_INSTRUCTIONS TO FOLLOW_: Return the full material exactly.

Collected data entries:
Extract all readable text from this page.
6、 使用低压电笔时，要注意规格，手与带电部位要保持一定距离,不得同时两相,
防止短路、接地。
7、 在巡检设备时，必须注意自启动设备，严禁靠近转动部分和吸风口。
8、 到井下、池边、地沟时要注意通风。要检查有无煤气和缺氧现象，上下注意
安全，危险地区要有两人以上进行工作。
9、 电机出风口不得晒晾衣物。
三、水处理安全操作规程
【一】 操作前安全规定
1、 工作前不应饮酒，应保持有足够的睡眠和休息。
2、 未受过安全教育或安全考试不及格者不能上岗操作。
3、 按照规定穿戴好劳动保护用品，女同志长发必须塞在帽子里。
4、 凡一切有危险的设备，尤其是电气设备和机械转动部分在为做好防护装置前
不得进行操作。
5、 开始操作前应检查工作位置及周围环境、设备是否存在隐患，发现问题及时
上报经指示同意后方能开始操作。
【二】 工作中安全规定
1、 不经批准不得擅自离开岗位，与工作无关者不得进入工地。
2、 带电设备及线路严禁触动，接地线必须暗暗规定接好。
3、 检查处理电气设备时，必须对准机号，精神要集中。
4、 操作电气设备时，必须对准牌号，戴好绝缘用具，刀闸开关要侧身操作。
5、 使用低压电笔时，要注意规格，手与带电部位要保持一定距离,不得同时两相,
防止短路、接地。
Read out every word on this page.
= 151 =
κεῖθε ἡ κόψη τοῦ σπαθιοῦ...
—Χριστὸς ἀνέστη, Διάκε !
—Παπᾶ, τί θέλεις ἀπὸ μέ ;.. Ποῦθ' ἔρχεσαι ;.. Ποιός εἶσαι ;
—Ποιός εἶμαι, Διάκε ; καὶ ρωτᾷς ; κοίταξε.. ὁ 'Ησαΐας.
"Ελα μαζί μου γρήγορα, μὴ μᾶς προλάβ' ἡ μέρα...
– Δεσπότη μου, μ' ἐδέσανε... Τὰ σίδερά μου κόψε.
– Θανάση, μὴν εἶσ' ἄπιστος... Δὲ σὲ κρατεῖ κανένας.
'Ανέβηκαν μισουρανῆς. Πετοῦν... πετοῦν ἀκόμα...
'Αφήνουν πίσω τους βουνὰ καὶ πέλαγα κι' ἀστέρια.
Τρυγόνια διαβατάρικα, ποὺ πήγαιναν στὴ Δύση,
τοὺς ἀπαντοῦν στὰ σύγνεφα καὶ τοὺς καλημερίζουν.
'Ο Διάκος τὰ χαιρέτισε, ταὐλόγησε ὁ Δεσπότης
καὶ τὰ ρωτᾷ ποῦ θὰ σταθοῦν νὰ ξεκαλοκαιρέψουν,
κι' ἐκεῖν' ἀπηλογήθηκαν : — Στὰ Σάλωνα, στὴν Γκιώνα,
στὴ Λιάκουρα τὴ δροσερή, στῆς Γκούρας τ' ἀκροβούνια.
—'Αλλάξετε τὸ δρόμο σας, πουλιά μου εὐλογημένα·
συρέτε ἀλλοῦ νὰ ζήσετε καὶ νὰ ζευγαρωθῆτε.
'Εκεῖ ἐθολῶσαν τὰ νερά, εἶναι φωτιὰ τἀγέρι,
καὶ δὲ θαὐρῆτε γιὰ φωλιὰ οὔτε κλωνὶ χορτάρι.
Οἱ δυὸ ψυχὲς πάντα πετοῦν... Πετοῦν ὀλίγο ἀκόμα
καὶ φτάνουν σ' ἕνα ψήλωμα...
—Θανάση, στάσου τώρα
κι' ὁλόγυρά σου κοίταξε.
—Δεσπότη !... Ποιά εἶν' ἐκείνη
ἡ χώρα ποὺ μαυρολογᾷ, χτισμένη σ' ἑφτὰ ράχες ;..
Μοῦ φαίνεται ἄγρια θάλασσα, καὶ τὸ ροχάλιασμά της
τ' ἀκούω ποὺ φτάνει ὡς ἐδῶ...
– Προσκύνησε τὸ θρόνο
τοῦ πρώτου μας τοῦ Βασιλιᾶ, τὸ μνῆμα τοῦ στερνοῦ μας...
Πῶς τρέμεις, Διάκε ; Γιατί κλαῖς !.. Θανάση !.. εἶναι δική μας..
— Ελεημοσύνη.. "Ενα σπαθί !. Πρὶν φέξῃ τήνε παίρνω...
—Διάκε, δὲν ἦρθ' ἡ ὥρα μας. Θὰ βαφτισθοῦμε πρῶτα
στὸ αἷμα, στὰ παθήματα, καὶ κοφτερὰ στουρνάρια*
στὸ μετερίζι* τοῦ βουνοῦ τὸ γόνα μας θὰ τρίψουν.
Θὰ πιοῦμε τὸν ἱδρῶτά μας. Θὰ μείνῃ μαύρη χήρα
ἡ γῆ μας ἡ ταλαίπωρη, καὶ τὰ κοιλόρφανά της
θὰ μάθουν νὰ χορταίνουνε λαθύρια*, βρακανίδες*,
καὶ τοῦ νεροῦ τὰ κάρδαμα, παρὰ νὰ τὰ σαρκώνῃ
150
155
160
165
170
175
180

_RIGHT ANSWER_:
Extract all readable text from this page.
6、 使用低压电笔时，要注意规格，手与带电部位要保持一定距离,不得同时两相,
防止短路、接地。
7、 在巡检设备时，必须注意自启动设备，严禁靠近转动部分和吸风口。
8、 到井下、池边、地沟时要注意通风。要检查有无煤气和缺氧现象，上下注意
安全，危险地区要有两人以上进行工作。
9、 电机出风口不得晒晾衣物。
三、水处理安全操作规程
【一】 操作前安全规定
1、 工作前不应饮酒，应保持有足够的睡眠和休息。
2、 未受过安全教育或安全考试不及格者不能上岗操作。
3、 按照规定穿戴好劳动保护用品，女同志长发必须塞在帽子里。
4、 凡一切有危险的设备，尤其是电气设备和机械转动部分在为做好防护装置前
不得进行操作。
5、 开始操作前应检查工作位置及周围环境、设备是否存在隐患，发现问题及时
上报经指示同意后方能开始操作。
【二】 工作中安全规定
1、 不经批准不得擅自离开岗位，与工作无关者不得进入工地。
2、 带电设备及线路严禁触动，接地线必须暗暗规定接好。
3、 检查处理电气设备时，必须对准机号，精神要集中。
4、 操作电气设备时，必须对准牌号，戴好绝缘用具，刀闸开关要侧身操作。
5、 使用低压电笔时，要注意规格，手与带电部位要保持一定距离,不得同时两相,
防止短路、接地。
Read out every word on this page.
= 151 =
κεῖθε ἡ κόψη τοῦ σπαθιοῦ...
—Χριστὸς ἀνέστη, Διάκε !
—Παπᾶ, τί θέλεις ἀπὸ μέ ;.. Ποῦθ' ἔρχεσαι ;.. Ποιός εἶσαι ;
—Ποιός εἶμαι, Διάκε ; καὶ ρωτᾷς ; κοίταξε.. ὁ 'Ησαΐας.
"Ελα μαζί μου γρήγορα, μὴ μᾶς προλάβ' ἡ μέρα...
– Δεσπότη μου, μ' ἐδέσανε... Τὰ σίδερά μου κόψε.
– Θανάση, μὴν εἶσ' ἄπιστος... Δὲ σὲ κρατεῖ κανένας.
'Ανέβηκαν μισουρανῆς. Πετοῦν... πετοῦν ἀκόμα...
'Αφήνουν πίσω τους βουνὰ καὶ πέλαγα κι' ἀστέρια.
Τρυγόνια διαβατάρικα, ποὺ πήγαιναν στὴ Δύση,
τοὺς ἀπαντοῦν στὰ σύγνεφα καὶ τοὺς καλημερίζουν.
'Ο Διάκος τὰ χαιρέτισε, ταὐλόγησε ὁ Δεσπότης
καὶ τὰ ρωτᾷ ποῦ θὰ σταθοῦν νὰ ξεκαλοκαιρέψουν,
κι' ἐκεῖν' ἀπηλογήθηκαν : — Στὰ Σάλωνα, στὴν Γκιώνα,
στὴ Λιάκουρα τὴ δροσερή, στῆς Γκούρας τ' ἀκροβούνια.
—'Αλλάξετε τὸ δρόμο σας, πουλιά μου εὐλογημένα·
συρέτε ἀλλοῦ νὰ ζήσετε καὶ νὰ ζευγαρωθῆτε.
'Εκεῖ ἐθολῶσαν τὰ νερά, εἶναι φωτιὰ τἀγέρι,
καὶ δὲ θαὐρῆτε γιὰ φωλιὰ οὔτε κλωνὶ χορτάρι.
Οἱ δυὸ ψυχὲς πάντα πετοῦν... Πετοῦν ὀλίγο ἀκόμα
καὶ φτάνουν σ' ἕνα ψήλωμα...
—Θανάση, στάσου τώρα
κι' ὁλόγυρά σου κοίταξε.
—Δεσπότη !... Ποιά εἶν' ἐκείνη
ἡ χώρα ποὺ μαυρολογᾷ, χτισμένη σ' ἑφτὰ ράχες ;..
Μοῦ φαίνεται ἄγρια θάλασσα, καὶ τὸ ροχάλιασμά της
τ' ἀκούω ποὺ φτάνει ὡς ἐδῶ...
– Προσκύνησε τὸ θρόνο
τοῦ πρώτου μας τοῦ Βασιλιᾶ, τὸ μνῆμα τοῦ στερνοῦ μας...
Πῶς τρέμεις, Διάκε ; Γιατί κλαῖς !.. Θανάση !.. εἶναι δική μας..
— Ελεημοσύνη.. "Ενα σπαθί !. Πρὶν φέξῃ τήνε παίρνω...
—Διάκε, δὲν ἦρθ' ἡ ὥρα μας. Θὰ βαφτισθοῦμε πρῶτα
στὸ αἷμα, στὰ παθήματα, καὶ κοφτερὰ στουρνάρια*
στὸ μετερίζι* τοῦ βουνοῦ τὸ γόνα μας θὰ τρίψουν.
Θὰ πιοῦμε τὸν ἱδρῶτά μας. Θὰ μείνῃ μαύρη χήρα
ἡ γῆ μας ἡ ταλαίπωρη, καὶ τὰ κοιλόρφανά της
θὰ μάθουν νὰ χορταίνουνε λαθύρια*, βρακανίδες*,
καὶ τοῦ νεροῦ τὰ κάρδαμα, παρὰ νὰ τὰ σαρκώνῃ
150
155
160
165
170
175
180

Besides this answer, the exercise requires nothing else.